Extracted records
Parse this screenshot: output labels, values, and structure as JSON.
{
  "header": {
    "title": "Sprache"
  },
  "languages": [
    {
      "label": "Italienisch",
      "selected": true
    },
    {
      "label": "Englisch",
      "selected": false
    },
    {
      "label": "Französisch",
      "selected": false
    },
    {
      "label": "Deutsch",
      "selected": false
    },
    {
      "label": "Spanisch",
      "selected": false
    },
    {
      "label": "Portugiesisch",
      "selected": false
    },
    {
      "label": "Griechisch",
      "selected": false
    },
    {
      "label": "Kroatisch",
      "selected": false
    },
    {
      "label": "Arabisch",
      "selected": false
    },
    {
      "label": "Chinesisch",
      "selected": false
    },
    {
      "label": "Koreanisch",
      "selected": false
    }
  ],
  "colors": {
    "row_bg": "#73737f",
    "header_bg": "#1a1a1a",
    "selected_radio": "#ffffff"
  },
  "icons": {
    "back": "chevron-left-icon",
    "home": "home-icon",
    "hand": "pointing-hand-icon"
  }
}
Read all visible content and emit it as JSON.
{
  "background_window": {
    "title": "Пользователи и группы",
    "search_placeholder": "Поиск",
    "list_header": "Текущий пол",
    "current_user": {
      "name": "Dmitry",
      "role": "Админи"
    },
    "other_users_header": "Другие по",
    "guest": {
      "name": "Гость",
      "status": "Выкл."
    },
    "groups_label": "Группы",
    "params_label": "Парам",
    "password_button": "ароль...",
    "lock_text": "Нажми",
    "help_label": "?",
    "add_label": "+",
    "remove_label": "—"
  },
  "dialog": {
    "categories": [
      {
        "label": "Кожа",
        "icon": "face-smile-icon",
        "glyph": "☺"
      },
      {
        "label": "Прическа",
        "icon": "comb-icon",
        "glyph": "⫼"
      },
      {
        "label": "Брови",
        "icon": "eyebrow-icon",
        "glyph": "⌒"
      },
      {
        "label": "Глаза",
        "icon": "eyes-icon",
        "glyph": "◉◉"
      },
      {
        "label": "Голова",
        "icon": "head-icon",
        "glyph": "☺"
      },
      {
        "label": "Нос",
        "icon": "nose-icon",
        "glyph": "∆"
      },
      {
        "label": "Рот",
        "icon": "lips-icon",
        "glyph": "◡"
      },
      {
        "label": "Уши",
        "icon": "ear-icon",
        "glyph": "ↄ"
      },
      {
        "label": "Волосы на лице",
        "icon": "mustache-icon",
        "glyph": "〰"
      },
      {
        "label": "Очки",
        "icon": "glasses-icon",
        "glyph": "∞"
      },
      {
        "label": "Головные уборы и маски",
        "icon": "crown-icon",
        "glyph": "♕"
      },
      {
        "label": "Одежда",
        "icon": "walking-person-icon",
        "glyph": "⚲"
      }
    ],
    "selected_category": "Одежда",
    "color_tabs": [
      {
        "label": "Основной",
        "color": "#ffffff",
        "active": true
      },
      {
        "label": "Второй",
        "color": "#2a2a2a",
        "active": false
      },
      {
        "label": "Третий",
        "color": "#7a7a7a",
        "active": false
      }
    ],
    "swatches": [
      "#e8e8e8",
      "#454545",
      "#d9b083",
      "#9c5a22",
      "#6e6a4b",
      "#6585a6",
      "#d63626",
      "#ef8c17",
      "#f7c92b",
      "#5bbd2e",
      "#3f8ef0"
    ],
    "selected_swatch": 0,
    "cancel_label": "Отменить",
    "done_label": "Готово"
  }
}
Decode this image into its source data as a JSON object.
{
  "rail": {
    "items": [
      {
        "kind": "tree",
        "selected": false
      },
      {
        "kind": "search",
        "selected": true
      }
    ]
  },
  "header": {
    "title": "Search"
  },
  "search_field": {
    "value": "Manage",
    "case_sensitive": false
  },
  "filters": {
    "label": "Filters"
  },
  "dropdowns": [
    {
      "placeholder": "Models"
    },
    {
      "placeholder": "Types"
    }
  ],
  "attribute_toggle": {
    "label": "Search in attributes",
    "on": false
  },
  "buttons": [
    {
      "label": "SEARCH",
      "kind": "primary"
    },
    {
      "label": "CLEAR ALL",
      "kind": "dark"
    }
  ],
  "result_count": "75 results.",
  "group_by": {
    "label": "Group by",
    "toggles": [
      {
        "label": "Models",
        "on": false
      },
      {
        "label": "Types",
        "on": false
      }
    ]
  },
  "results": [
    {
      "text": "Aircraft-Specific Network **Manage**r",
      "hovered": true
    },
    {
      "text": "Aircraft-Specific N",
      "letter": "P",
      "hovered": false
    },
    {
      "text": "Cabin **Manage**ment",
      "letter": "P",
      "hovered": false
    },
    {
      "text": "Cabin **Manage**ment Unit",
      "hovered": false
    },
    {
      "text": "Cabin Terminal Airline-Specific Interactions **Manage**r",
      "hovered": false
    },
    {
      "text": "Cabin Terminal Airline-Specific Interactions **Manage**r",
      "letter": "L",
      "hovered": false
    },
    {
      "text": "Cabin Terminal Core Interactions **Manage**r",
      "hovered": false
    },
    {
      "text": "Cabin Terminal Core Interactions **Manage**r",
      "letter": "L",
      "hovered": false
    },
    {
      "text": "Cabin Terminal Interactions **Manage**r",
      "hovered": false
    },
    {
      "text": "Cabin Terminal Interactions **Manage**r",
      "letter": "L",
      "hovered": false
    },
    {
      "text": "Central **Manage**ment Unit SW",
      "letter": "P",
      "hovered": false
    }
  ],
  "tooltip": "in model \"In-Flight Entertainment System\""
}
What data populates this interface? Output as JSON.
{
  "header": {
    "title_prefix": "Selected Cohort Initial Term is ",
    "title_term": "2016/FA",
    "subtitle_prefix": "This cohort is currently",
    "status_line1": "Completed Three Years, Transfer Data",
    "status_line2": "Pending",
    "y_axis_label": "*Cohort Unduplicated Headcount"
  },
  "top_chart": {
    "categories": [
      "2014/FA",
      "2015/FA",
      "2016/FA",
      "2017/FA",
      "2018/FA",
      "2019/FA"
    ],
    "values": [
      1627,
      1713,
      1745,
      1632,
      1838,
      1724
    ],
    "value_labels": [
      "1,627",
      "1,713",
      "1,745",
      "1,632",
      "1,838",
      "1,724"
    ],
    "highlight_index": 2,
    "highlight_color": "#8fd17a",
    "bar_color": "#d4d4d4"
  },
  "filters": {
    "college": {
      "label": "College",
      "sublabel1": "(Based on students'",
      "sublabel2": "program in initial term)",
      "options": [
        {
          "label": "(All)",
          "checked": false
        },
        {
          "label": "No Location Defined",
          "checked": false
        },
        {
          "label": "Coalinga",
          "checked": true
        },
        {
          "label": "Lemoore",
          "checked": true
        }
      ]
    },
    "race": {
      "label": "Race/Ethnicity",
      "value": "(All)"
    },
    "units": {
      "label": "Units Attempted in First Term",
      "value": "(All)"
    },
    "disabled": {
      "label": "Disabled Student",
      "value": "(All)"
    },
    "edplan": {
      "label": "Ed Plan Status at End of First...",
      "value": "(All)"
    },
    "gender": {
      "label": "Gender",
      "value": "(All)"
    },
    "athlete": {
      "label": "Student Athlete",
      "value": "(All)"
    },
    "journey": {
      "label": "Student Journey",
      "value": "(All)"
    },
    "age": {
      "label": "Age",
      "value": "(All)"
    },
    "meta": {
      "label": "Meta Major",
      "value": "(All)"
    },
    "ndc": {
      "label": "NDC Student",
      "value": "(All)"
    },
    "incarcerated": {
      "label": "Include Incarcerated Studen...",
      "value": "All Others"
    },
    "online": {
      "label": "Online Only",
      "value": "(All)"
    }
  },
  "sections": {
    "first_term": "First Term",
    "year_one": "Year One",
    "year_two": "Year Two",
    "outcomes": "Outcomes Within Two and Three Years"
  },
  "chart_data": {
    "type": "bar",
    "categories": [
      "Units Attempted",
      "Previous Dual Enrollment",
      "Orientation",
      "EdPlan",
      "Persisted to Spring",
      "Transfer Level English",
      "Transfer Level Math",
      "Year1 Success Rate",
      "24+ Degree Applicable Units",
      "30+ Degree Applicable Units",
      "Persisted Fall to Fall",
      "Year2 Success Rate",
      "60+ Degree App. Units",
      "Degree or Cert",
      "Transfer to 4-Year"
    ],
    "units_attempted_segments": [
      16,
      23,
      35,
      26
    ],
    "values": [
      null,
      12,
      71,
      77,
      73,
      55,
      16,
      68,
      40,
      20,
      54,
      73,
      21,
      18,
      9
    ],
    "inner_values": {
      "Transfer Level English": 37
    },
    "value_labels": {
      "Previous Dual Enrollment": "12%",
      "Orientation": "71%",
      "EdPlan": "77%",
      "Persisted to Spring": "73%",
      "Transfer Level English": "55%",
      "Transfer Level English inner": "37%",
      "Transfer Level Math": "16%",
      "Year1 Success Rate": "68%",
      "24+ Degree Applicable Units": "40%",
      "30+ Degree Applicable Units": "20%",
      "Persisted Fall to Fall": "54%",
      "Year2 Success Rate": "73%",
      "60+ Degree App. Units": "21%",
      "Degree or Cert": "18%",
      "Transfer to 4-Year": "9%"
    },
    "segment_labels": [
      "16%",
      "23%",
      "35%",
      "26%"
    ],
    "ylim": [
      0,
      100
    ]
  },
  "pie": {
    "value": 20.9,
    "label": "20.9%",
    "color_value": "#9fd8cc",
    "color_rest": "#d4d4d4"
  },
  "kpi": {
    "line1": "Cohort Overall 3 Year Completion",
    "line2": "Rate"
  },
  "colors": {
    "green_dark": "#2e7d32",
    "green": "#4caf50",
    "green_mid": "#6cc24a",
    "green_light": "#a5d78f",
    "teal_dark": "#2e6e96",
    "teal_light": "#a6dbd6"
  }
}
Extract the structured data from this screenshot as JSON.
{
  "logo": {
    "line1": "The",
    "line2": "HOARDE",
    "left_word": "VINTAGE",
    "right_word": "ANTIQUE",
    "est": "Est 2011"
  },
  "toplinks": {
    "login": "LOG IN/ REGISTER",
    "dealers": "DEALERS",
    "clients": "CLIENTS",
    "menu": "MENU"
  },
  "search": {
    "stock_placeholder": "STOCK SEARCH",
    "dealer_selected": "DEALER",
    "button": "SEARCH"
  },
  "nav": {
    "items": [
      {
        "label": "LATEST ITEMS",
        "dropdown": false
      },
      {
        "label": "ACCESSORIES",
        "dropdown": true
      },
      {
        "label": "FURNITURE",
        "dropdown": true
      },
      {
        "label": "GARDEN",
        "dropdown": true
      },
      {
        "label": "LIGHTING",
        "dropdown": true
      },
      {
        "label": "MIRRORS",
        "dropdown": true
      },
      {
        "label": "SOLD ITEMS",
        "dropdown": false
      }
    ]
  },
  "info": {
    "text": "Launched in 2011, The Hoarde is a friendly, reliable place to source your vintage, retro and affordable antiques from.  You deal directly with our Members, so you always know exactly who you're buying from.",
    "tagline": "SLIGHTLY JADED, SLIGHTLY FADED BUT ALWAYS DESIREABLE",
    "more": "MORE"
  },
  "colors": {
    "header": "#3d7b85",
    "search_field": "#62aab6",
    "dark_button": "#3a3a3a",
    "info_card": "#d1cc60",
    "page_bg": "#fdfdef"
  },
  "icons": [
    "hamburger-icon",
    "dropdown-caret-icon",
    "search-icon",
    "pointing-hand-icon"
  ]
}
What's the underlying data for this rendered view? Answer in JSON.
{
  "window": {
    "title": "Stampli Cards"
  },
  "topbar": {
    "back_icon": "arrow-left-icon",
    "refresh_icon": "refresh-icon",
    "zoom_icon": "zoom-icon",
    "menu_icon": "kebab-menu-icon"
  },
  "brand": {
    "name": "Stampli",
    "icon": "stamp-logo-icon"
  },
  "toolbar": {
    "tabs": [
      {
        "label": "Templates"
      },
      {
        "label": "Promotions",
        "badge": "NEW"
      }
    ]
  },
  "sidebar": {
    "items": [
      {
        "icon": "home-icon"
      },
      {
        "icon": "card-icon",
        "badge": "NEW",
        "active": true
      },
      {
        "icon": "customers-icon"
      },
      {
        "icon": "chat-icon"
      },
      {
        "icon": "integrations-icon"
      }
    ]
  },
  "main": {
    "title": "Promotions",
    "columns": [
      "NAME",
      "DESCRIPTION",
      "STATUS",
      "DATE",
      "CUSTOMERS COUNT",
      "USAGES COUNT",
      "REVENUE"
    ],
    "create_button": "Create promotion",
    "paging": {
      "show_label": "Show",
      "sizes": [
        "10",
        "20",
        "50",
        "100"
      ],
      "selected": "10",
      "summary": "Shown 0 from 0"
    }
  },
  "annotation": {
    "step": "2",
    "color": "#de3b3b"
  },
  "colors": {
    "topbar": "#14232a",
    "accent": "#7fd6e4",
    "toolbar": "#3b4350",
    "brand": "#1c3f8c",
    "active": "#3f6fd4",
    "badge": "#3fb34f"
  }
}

Work to do: For each line of the listing that holds the word "Spring", show that line.

Completed task:
      "Persisted to Spring",
      "Persisted to Spring": "73%",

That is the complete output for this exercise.